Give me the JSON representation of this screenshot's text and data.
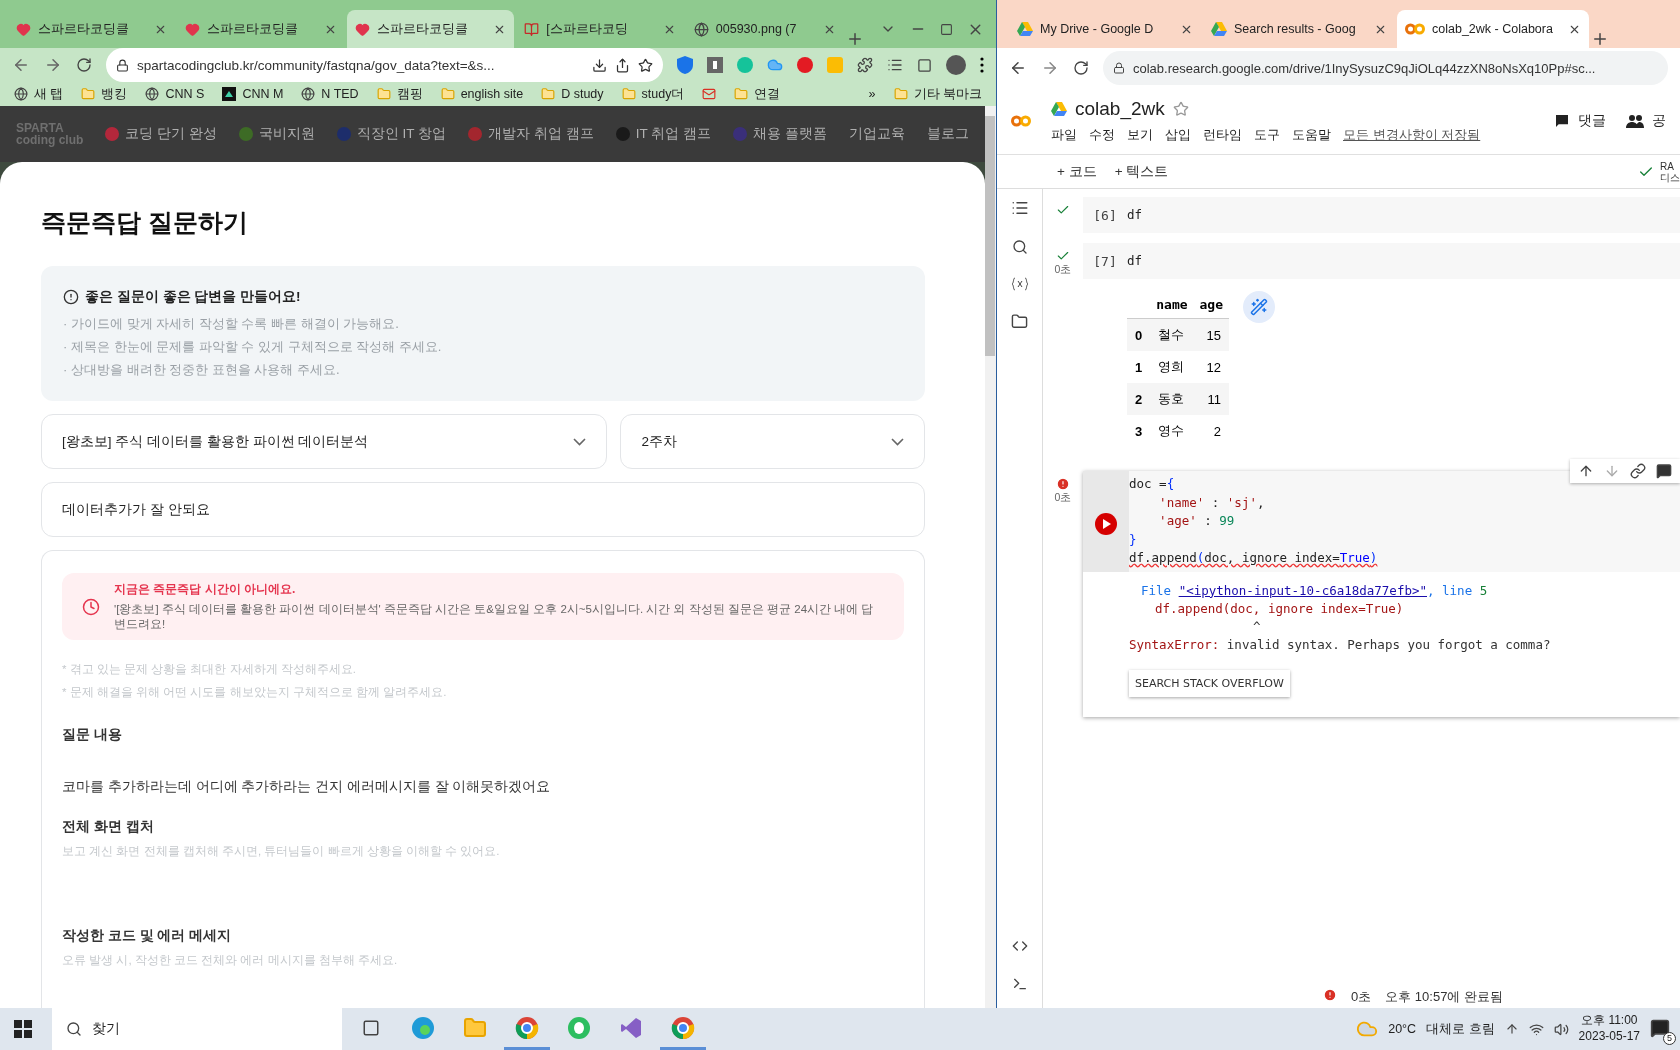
{
  "left_browser": {
    "tabs": [
      {
        "title": "스파르타코딩클",
        "kind": "heart",
        "selected": false
      },
      {
        "title": "스파르타코딩클",
        "kind": "heart",
        "selected": false
      },
      {
        "title": "스파르타코딩클",
        "kind": "heart",
        "selected": true
      },
      {
        "title": "[스파르타코딩",
        "kind": "book",
        "selected": false
      },
      {
        "title": "005930.png (7",
        "kind": "globe",
        "selected": false
      }
    ],
    "url": "spartacodingclub.kr/community/fastqna/gov_data?text=&s...",
    "bookmarks": [
      {
        "label": "새 탭",
        "kind": "globe"
      },
      {
        "label": "뱅킹",
        "kind": "folder"
      },
      {
        "label": "CNN S",
        "kind": "globe"
      },
      {
        "label": "CNN M",
        "kind": "square"
      },
      {
        "label": "N TED",
        "kind": "globe"
      },
      {
        "label": "캠핑",
        "kind": "folder"
      },
      {
        "label": "english site",
        "kind": "folder"
      },
      {
        "label": "D study",
        "kind": "folder"
      },
      {
        "label": "study더",
        "kind": "folder"
      },
      {
        "kind": "mail"
      },
      {
        "label": "연결",
        "kind": "folder"
      }
    ],
    "bookmarks_overflow": "»",
    "other_bookmarks": "기타 북마크",
    "site_nav": {
      "logo_word": "SPARTA",
      "logo_sub": "coding club",
      "items": [
        {
          "label": "코딩 단기 완성",
          "color": "#b3273b"
        },
        {
          "label": "국비지원",
          "color": "#3d6b25"
        },
        {
          "label": "직장인 IT 창업",
          "color": "#1d2d6b"
        },
        {
          "label": "개발자 취업 캠프",
          "color": "#a3262e"
        },
        {
          "label": "IT 취업 캠프",
          "color": "#1a1a1a"
        },
        {
          "label": "채용 플랫폼",
          "color": "#3a2f7a"
        },
        {
          "label": "기업교육"
        },
        {
          "label": "블로그"
        }
      ]
    },
    "modal": {
      "title": "즉문즉답 질문하기",
      "guide": {
        "heading": "좋은 질문이 좋은 답변을 만들어요!",
        "bullets": [
          "· 가이드에 맞게 자세히 작성할 수록 빠른 해결이 가능해요.",
          "· 제목은 한눈에 문제를 파악할 수 있게 구체적으로 작성해 주세요.",
          "· 상대방을 배려한 정중한 표현을 사용해 주세요."
        ]
      },
      "course_select": "[왕초보] 주식 데이터를 활용한 파이썬 데이터분석",
      "week_select": "2주차",
      "title_field": "데이터추가가 잘 안되요",
      "notice": {
        "heading": "지금은 즉문즉답 시간이 아니에요.",
        "body": "'[왕초보] 주식 데이터를 활용한 파이썬 데이터분석' 즉문즉답 시간은 토&일요일 오후 2시~5시입니다. 시간 외 작성된 질문은 평균 24시간 내에 답변드려요!"
      },
      "hints": [
        "* 겪고 있는 문제 상황을 최대한 자세하게 작성해주세요.",
        "* 문제 해결을 위해 어떤 시도를 해보았는지 구체적으로 함께 알려주세요."
      ],
      "sections": [
        {
          "heading": "질문 내용",
          "body": "코마를 추가하라는데 어디에 추가하라는 건지 에러메시지를 잘 이해못하겠어요"
        },
        {
          "heading": "전체 화면 캡처",
          "hint": "보고 계신 화면 전체를 캡처해 주시면, 튜터님들이 빠르게 상황을 이해할 수 있어요."
        },
        {
          "heading": "작성한 코드 및 에러 메세지",
          "hint": "오류 발생 시, 작성한 코드 전체와 에러 메시지를 첨부해 주세요."
        }
      ]
    }
  },
  "right_browser": {
    "tabs": [
      {
        "title": "My Drive - Google D",
        "kind": "drive",
        "selected": false
      },
      {
        "title": "Search results - Goog",
        "kind": "drive",
        "selected": false
      },
      {
        "title": "colab_2wk - Colabora",
        "kind": "colab",
        "selected": true
      }
    ],
    "url": "colab.research.google.com/drive/1InySysuzC9qJiOLq44zzXN8oNsXq10Pp#sc...",
    "notebook": {
      "title": "colab_2wk",
      "menus": [
        "파일",
        "수정",
        "보기",
        "삽입",
        "런타임",
        "도구",
        "도움말"
      ],
      "save_status": "모든 변경사항이 저장됨",
      "comments": "댓글",
      "share": "공",
      "add_code": "+ 코드",
      "add_text": "+ 텍스트",
      "ram": "RA",
      "disk": "디스",
      "cells": [
        {
          "kind": "code",
          "number": "[6]",
          "failed": false,
          "lines": [
            [
              {
                "t": "df",
                "kind": "plain"
              }
            ]
          ]
        },
        {
          "kind": "table",
          "number": "[7]",
          "failed": false,
          "time": "0초",
          "lines": [
            [
              {
                "t": "df",
                "kind": "plain"
              }
            ]
          ],
          "columns": [
            "",
            "name",
            "age"
          ],
          "rows": [
            [
              "0",
              "철수",
              "15"
            ],
            [
              "1",
              "영희",
              "12"
            ],
            [
              "2",
              "동호",
              "11"
            ],
            [
              "3",
              "영수",
              "2"
            ]
          ]
        },
        {
          "kind": "error",
          "failed": true,
          "time": "0초",
          "lines": [
            [
              {
                "t": "doc =",
                "kind": "plain"
              },
              {
                "t": "{",
                "kind": "bracket"
              }
            ],
            [
              {
                "t": "    'name'",
                "kind": "string"
              },
              {
                "t": " : ",
                "kind": "plain"
              },
              {
                "t": "'sj'",
                "kind": "string"
              },
              {
                "t": ",",
                "kind": "plain"
              }
            ],
            [
              {
                "t": "    'age'",
                "kind": "string"
              },
              {
                "t": " : ",
                "kind": "plain"
              },
              {
                "t": "99",
                "kind": "number"
              }
            ],
            [
              {
                "t": "}",
                "kind": "bracket"
              }
            ],
            [
              {
                "t": "df.append",
                "kind": "plain"
              },
              {
                "t": "(",
                "kind": "bracket"
              },
              {
                "t": "doc, ignore index=",
                "kind": "plain"
              },
              {
                "t": "True",
                "kind": "keyword"
              },
              {
                "t": ")",
                "kind": "bracket"
              }
            ]
          ],
          "traceback": {
            "file_prefix": "File ",
            "file_link": "\"<ipython-input-10-c6a18da77efb>\"",
            "file_suffix": ", line ",
            "line_no": "5",
            "code": "df.append(doc, ignore index=True)",
            "caret": "^",
            "error_name": "SyntaxError:",
            "error_msg": " invalid syntax. Perhaps you forgot a comma?"
          },
          "button": "SEARCH STACK OVERFLOW"
        }
      ]
    },
    "status_time": "0초",
    "status_text": "오후 10:57에 완료됨"
  },
  "taskbar": {
    "search": "찾기",
    "apps": [
      {
        "kind": "taskview",
        "selected": false
      },
      {
        "kind": "edge",
        "selected": false
      },
      {
        "kind": "explorer",
        "selected": false
      },
      {
        "kind": "chrome",
        "selected": true
      },
      {
        "kind": "evernote",
        "selected": false
      },
      {
        "kind": "vs",
        "selected": false
      },
      {
        "kind": "chrome",
        "selected": true
      }
    ],
    "temperature": "20°C",
    "weather": "대체로 흐림",
    "time": "오후 11:00",
    "date": "2023-05-17",
    "notifications": "5"
  }
}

------

** WHAT TO PRODUCE **
Leaving out the pictures, repeat the data above exactly.

** ANSWER IN FULL **
Give me the JSON representation of this screenshot's text and data.
{
  "left_browser": {
    "tabs": [
      {
        "title": "스파르타코딩클",
        "kind": "heart",
        "selected": false
      },
      {
        "title": "스파르타코딩클",
        "kind": "heart",
        "selected": false
      },
      {
        "title": "스파르타코딩클",
        "kind": "heart",
        "selected": true
      },
      {
        "title": "[스파르타코딩",
        "kind": "book",
        "selected": false
      },
      {
        "title": "005930.png (7",
        "kind": "globe",
        "selected": false
      }
    ],
    "url": "spartacodingclub.kr/community/fastqna/gov_data?text=&s...",
    "bookmarks": [
      {
        "label": "새 탭",
        "kind": "globe"
      },
      {
        "label": "뱅킹",
        "kind": "folder"
      },
      {
        "label": "CNN S",
        "kind": "globe"
      },
      {
        "label": "CNN M",
        "kind": "square"
      },
      {
        "label": "N TED",
        "kind": "globe"
      },
      {
        "label": "캠핑",
        "kind": "folder"
      },
      {
        "label": "english site",
        "kind": "folder"
      },
      {
        "label": "D study",
        "kind": "folder"
      },
      {
        "label": "study더",
        "kind": "folder"
      },
      {
        "kind": "mail"
      },
      {
        "label": "연결",
        "kind": "folder"
      }
    ],
    "bookmarks_overflow": "»",
    "other_bookmarks": "기타 북마크",
    "site_nav": {
      "logo_word": "SPARTA",
      "logo_sub": "coding club",
      "items": [
        {
          "label": "코딩 단기 완성",
          "color": "#b3273b"
        },
        {
          "label": "국비지원",
          "color": "#3d6b25"
        },
        {
          "label": "직장인 IT 창업",
          "color": "#1d2d6b"
        },
        {
          "label": "개발자 취업 캠프",
          "color": "#a3262e"
        },
        {
          "label": "IT 취업 캠프",
          "color": "#1a1a1a"
        },
        {
          "label": "채용 플랫폼",
          "color": "#3a2f7a"
        },
        {
          "label": "기업교육"
        },
        {
          "label": "블로그"
        }
      ]
    },
    "modal": {
      "title": "즉문즉답 질문하기",
      "guide": {
        "heading": "좋은 질문이 좋은 답변을 만들어요!",
        "bullets": [
          "· 가이드에 맞게 자세히 작성할 수록 빠른 해결이 가능해요.",
          "· 제목은 한눈에 문제를 파악할 수 있게 구체적으로 작성해 주세요.",
          "· 상대방을 배려한 정중한 표현을 사용해 주세요."
        ]
      },
      "course_select": "[왕초보] 주식 데이터를 활용한 파이썬 데이터분석",
      "week_select": "2주차",
      "title_field": "데이터추가가 잘 안되요",
      "notice": {
        "heading": "지금은 즉문즉답 시간이 아니에요.",
        "body": "'[왕초보] 주식 데이터를 활용한 파이썬 데이터분석' 즉문즉답 시간은 토&일요일 오후 2시~5시입니다. 시간 외 작성된 질문은 평균 24시간 내에 답변드려요!"
      },
      "hints": [
        "* 겪고 있는 문제 상황을 최대한 자세하게 작성해주세요.",
        "* 문제 해결을 위해 어떤 시도를 해보았는지 구체적으로 함께 알려주세요."
      ],
      "sections": [
        {
          "heading": "질문 내용",
          "body": "코마를 추가하라는데 어디에 추가하라는 건지 에러메시지를 잘 이해못하겠어요"
        },
        {
          "heading": "전체 화면 캡처",
          "hint": "보고 계신 화면 전체를 캡처해 주시면, 튜터님들이 빠르게 상황을 이해할 수 있어요."
        },
        {
          "heading": "작성한 코드 및 에러 메세지",
          "hint": "오류 발생 시, 작성한 코드 전체와 에러 메시지를 첨부해 주세요."
        }
      ]
    }
  },
  "right_browser": {
    "tabs": [
      {
        "title": "My Drive - Google D",
        "kind": "drive",
        "selected": false
      },
      {
        "title": "Search results - Goog",
        "kind": "drive",
        "selected": false
      },
      {
        "title": "colab_2wk - Colabora",
        "kind": "colab",
        "selected": true
      }
    ],
    "url": "colab.research.google.com/drive/1InySysuzC9qJiOLq44zzXN8oNsXq10Pp#sc...",
    "notebook": {
      "title": "colab_2wk",
      "menus": [
        "파일",
        "수정",
        "보기",
        "삽입",
        "런타임",
        "도구",
        "도움말"
      ],
      "save_status": "모든 변경사항이 저장됨",
      "comments": "댓글",
      "share": "공",
      "add_code": "+ 코드",
      "add_text": "+ 텍스트",
      "ram": "RA",
      "disk": "디스",
      "cells": [
        {
          "kind": "code",
          "number": "[6]",
          "failed": false,
          "lines": [
            [
              {
                "t": "df",
                "kind": "plain"
              }
            ]
          ]
        },
        {
          "kind": "table",
          "number": "[7]",
          "failed": false,
          "time": "0초",
          "lines": [
            [
              {
                "t": "df",
                "kind": "plain"
              }
            ]
          ],
          "columns": [
            "",
            "name",
            "age"
          ],
          "rows": [
            [
              "0",
              "철수",
              "15"
            ],
            [
              "1",
              "영희",
              "12"
            ],
            [
              "2",
              "동호",
              "11"
            ],
            [
              "3",
              "영수",
              "2"
            ]
          ]
        },
        {
          "kind": "error",
          "failed": true,
          "time": "0초",
          "lines": [
            [
              {
                "t": "doc =",
                "kind": "plain"
              },
              {
                "t": "{",
                "kind": "bracket"
              }
            ],
            [
              {
                "t": "    'name'",
                "kind": "string"
              },
              {
                "t": " : ",
                "kind": "plain"
              },
              {
                "t": "'sj'",
                "kind": "string"
              },
              {
                "t": ",",
                "kind": "plain"
              }
            ],
            [
              {
                "t": "    'age'",
                "kind": "string"
              },
              {
                "t": " : ",
                "kind": "plain"
              },
              {
                "t": "99",
                "kind": "number"
              }
            ],
            [
              {
                "t": "}",
                "kind": "bracket"
              }
            ],
            [
              {
                "t": "df.append",
                "kind": "plain"
              },
              {
                "t": "(",
                "kind": "bracket"
              },
              {
                "t": "doc, ignore index=",
                "kind": "plain"
              },
              {
                "t": "True",
                "kind": "keyword"
              },
              {
                "t": ")",
                "kind": "bracket"
              }
            ]
          ],
          "traceback": {
            "file_prefix": "File ",
            "file_link": "\"<ipython-input-10-c6a18da77efb>\"",
            "file_suffix": ", line ",
            "line_no": "5",
            "code": "df.append(doc, ignore index=True)",
            "caret": "^",
            "error_name": "SyntaxError:",
            "error_msg": " invalid syntax. Perhaps you forgot a comma?"
          },
          "button": "SEARCH STACK OVERFLOW"
        }
      ]
    },
    "status_time": "0초",
    "status_text": "오후 10:57에 완료됨"
  },
  "taskbar": {
    "search": "찾기",
    "apps": [
      {
        "kind": "taskview",
        "selected": false
      },
      {
        "kind": "edge",
        "selected": false
      },
      {
        "kind": "explorer",
        "selected": false
      },
      {
        "kind": "chrome",
        "selected": true
      },
      {
        "kind": "evernote",
        "selected": false
      },
      {
        "kind": "vs",
        "selected": false
      },
      {
        "kind": "chrome",
        "selected": true
      }
    ],
    "temperature": "20°C",
    "weather": "대체로 흐림",
    "time": "오후 11:00",
    "date": "2023-05-17",
    "notifications": "5"
  }
}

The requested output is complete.